GIVEN RECORDS START

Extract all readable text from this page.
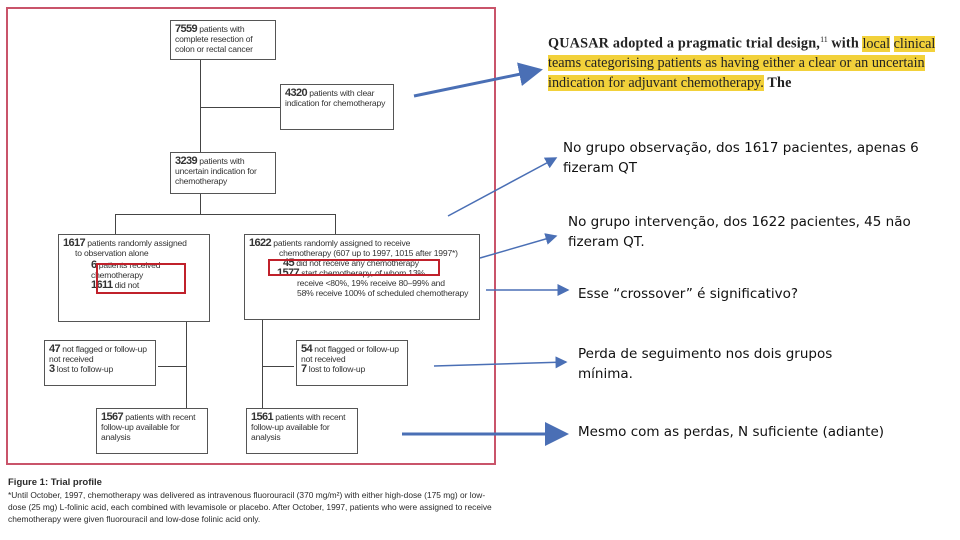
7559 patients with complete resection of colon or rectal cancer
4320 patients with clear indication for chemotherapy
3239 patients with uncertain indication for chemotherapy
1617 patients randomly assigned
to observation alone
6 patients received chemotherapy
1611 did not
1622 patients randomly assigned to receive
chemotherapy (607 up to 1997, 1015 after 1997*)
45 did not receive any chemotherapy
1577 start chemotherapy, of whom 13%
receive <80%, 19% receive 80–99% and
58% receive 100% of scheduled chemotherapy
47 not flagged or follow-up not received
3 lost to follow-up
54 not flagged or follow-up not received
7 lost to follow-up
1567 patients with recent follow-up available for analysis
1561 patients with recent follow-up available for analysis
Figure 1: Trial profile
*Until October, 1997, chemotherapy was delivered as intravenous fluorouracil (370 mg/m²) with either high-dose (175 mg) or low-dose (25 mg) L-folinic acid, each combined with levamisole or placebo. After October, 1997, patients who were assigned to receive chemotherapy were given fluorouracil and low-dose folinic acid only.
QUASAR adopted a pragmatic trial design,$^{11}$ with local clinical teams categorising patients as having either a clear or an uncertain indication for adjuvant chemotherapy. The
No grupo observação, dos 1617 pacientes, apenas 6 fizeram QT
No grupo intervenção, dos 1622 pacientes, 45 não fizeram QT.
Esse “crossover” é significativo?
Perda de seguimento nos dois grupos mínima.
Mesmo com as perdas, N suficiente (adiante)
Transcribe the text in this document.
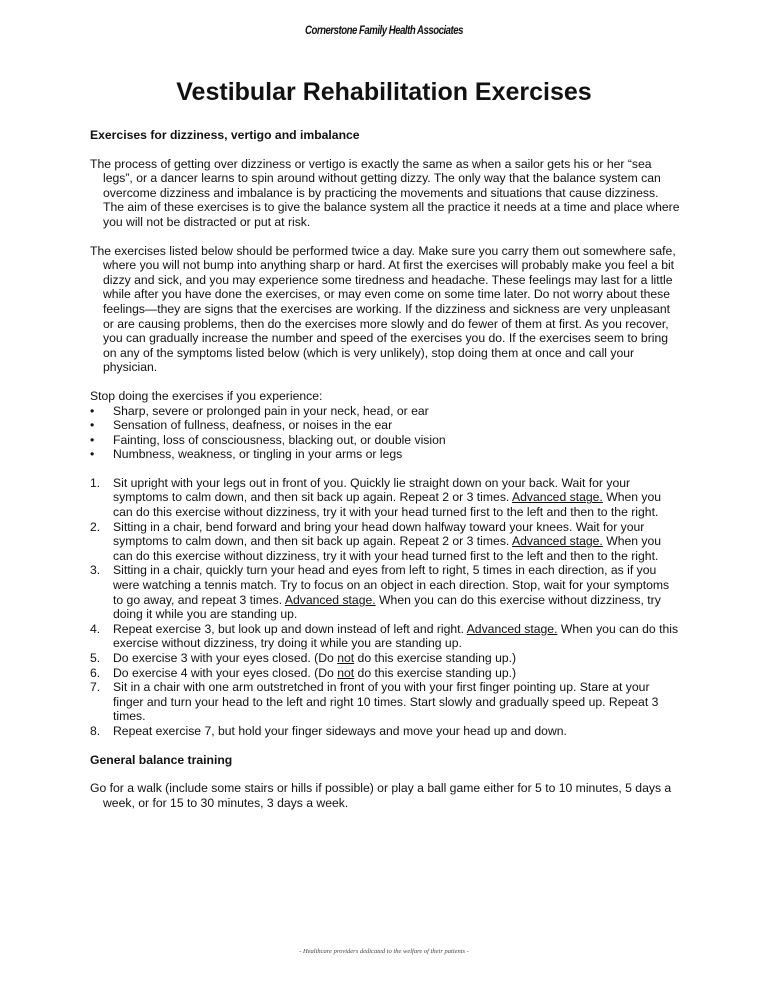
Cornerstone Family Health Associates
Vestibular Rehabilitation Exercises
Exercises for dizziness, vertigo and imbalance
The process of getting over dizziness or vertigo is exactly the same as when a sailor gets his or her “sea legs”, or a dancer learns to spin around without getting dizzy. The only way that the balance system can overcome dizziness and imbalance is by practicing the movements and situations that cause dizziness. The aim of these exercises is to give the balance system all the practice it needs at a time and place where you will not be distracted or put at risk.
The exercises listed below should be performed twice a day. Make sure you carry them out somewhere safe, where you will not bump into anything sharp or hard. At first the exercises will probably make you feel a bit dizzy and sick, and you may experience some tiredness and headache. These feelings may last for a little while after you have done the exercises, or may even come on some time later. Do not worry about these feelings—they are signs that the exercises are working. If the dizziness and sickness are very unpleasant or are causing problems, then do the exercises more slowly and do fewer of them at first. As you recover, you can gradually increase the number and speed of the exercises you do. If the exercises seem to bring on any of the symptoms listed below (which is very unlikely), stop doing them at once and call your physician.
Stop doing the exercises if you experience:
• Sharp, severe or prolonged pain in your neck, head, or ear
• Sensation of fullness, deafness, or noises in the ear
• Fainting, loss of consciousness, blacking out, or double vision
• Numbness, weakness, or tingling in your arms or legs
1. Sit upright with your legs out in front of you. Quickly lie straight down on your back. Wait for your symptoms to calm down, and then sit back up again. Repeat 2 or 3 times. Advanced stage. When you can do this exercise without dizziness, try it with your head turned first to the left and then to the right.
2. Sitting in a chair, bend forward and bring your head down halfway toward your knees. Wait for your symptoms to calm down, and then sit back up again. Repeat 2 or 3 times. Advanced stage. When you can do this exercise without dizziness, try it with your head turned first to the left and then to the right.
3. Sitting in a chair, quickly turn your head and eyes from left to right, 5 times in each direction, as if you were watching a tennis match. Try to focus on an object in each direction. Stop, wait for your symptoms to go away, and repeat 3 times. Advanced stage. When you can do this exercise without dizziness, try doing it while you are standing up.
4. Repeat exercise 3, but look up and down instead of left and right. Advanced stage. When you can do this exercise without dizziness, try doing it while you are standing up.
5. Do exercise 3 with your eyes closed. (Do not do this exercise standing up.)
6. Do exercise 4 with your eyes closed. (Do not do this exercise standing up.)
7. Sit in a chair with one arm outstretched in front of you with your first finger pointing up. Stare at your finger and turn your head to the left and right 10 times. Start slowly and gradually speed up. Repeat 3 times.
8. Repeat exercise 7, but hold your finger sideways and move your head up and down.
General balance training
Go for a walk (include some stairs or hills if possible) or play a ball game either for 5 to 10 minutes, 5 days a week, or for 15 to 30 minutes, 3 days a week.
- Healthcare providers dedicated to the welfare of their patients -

GIVEN RECORDS END

EXERCISE PROMPT
Set apart and copy each line of the records that holds the word "assigned".

THE ANSWER
1617 patients randomly assigned
1622 patients randomly assigned to receive
*Until October, 1997, chemotherapy was delivered as intravenous fluorouracil (370 mg/m²) with either high-dose (175 mg) or low-dose (25 mg) L-folinic acid, each combined with levamisole or placebo. After October, 1997, patients who were assigned to receive chemotherapy were given fluorouracil and low-dose folinic acid only.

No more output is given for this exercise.